### Stated task
Repeat the data verbatim.

§ §

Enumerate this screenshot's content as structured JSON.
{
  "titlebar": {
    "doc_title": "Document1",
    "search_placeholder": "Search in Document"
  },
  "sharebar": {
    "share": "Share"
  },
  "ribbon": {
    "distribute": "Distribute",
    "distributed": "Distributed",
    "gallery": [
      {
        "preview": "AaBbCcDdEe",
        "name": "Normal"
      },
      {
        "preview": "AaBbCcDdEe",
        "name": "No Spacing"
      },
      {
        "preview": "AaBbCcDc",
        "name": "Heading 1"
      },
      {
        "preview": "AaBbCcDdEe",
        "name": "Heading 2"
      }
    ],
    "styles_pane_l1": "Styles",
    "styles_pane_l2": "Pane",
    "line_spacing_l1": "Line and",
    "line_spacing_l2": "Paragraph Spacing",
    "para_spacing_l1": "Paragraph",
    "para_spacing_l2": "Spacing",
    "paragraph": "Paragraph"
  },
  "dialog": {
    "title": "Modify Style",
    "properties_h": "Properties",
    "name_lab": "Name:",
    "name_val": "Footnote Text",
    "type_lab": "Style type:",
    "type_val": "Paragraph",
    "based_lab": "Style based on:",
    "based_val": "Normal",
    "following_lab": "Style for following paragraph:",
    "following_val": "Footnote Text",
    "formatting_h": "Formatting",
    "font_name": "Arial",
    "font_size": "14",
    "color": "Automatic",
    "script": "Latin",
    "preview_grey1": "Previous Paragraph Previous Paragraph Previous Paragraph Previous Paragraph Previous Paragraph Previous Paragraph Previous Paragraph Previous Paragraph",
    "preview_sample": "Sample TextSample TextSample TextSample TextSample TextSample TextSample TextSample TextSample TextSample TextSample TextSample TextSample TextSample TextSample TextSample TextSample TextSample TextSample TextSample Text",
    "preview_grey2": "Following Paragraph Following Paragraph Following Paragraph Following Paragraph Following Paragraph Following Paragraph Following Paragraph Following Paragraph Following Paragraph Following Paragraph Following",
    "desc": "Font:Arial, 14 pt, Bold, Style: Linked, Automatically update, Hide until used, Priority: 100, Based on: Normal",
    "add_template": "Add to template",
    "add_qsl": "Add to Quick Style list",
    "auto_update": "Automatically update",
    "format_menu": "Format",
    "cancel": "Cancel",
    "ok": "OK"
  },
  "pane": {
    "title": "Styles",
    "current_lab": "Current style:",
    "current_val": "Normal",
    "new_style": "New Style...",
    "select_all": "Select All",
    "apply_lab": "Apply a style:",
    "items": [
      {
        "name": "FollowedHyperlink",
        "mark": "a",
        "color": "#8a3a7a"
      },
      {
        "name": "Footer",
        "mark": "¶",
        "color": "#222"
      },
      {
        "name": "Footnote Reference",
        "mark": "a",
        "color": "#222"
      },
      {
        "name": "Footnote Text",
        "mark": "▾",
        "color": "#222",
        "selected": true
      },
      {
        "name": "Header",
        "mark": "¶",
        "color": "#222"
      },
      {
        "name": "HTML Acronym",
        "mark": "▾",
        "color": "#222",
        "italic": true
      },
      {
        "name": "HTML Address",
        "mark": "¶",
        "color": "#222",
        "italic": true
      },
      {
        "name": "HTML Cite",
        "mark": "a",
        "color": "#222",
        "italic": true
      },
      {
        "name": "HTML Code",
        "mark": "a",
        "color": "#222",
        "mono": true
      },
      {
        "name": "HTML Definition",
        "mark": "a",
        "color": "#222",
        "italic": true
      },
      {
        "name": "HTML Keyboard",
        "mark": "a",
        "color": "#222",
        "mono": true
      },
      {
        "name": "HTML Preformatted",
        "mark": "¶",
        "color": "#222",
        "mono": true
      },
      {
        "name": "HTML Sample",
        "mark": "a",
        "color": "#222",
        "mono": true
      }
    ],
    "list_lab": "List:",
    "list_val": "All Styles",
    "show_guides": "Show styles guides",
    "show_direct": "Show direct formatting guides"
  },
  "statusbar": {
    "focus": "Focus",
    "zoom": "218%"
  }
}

§ §

### Answer
Enumerate this screenshot's content as structured JSON.
{
  "titlebar": {
    "doc_title": "Document1",
    "search_placeholder": "Search in Document"
  },
  "sharebar": {
    "share": "Share"
  },
  "ribbon": {
    "distribute": "Distribute",
    "distributed": "Distributed",
    "gallery": [
      {
        "preview": "AaBbCcDdEe",
        "name": "Normal"
      },
      {
        "preview": "AaBbCcDdEe",
        "name": "No Spacing"
      },
      {
        "preview": "AaBbCcDc",
        "name": "Heading 1"
      },
      {
        "preview": "AaBbCcDdEe",
        "name": "Heading 2"
      }
    ],
    "styles_pane_l1": "Styles",
    "styles_pane_l2": "Pane",
    "line_spacing_l1": "Line and",
    "line_spacing_l2": "Paragraph Spacing",
    "para_spacing_l1": "Paragraph",
    "para_spacing_l2": "Spacing",
    "paragraph": "Paragraph"
  },
  "dialog": {
    "title": "Modify Style",
    "properties_h": "Properties",
    "name_lab": "Name:",
    "name_val": "Footnote Text",
    "type_lab": "Style type:",
    "type_val": "Paragraph",
    "based_lab": "Style based on:",
    "based_val": "Normal",
    "following_lab": "Style for following paragraph:",
    "following_val": "Footnote Text",
    "formatting_h": "Formatting",
    "font_name": "Arial",
    "font_size": "14",
    "color": "Automatic",
    "script": "Latin",
    "preview_grey1": "Previous Paragraph Previous Paragraph Previous Paragraph Previous Paragraph Previous Paragraph Previous Paragraph Previous Paragraph Previous Paragraph",
    "preview_sample": "Sample TextSample TextSample TextSample TextSample TextSample TextSample TextSample TextSample TextSample TextSample TextSample TextSample TextSample TextSample TextSample TextSample TextSample TextSample TextSample Text",
    "preview_grey2": "Following Paragraph Following Paragraph Following Paragraph Following Paragraph Following Paragraph Following Paragraph Following Paragraph Following Paragraph Following Paragraph Following Paragraph Following",
    "desc": "Font:Arial, 14 pt, Bold, Style: Linked, Automatically update, Hide until used, Priority: 100, Based on: Normal",
    "add_template": "Add to template",
    "add_qsl": "Add to Quick Style list",
    "auto_update": "Automatically update",
    "format_menu": "Format",
    "cancel": "Cancel",
    "ok": "OK"
  },
  "pane": {
    "title": "Styles",
    "current_lab": "Current style:",
    "current_val": "Normal",
    "new_style": "New Style...",
    "select_all": "Select All",
    "apply_lab": "Apply a style:",
    "items": [
      {
        "name": "FollowedHyperlink",
        "mark": "a",
        "color": "#8a3a7a"
      },
      {
        "name": "Footer",
        "mark": "¶",
        "color": "#222"
      },
      {
        "name": "Footnote Reference",
        "mark": "a",
        "color": "#222"
      },
      {
        "name": "Footnote Text",
        "mark": "▾",
        "color": "#222",
        "selected": true
      },
      {
        "name": "Header",
        "mark": "¶",
        "color": "#222"
      },
      {
        "name": "HTML Acronym",
        "mark": "▾",
        "color": "#222",
        "italic": true
      },
      {
        "name": "HTML Address",
        "mark": "¶",
        "color": "#222",
        "italic": true
      },
      {
        "name": "HTML Cite",
        "mark": "a",
        "color": "#222",
        "italic": true
      },
      {
        "name": "HTML Code",
        "mark": "a",
        "color": "#222",
        "mono": true
      },
      {
        "name": "HTML Definition",
        "mark": "a",
        "color": "#222",
        "italic": true
      },
      {
        "name": "HTML Keyboard",
        "mark": "a",
        "color": "#222",
        "mono": true
      },
      {
        "name": "HTML Preformatted",
        "mark": "¶",
        "color": "#222",
        "mono": true
      },
      {
        "name": "HTML Sample",
        "mark": "a",
        "color": "#222",
        "mono": true
      }
    ],
    "list_lab": "List:",
    "list_val": "All Styles",
    "show_guides": "Show styles guides",
    "show_direct": "Show direct formatting guides"
  },
  "statusbar": {
    "focus": "Focus",
    "zoom": "218%"
  }
}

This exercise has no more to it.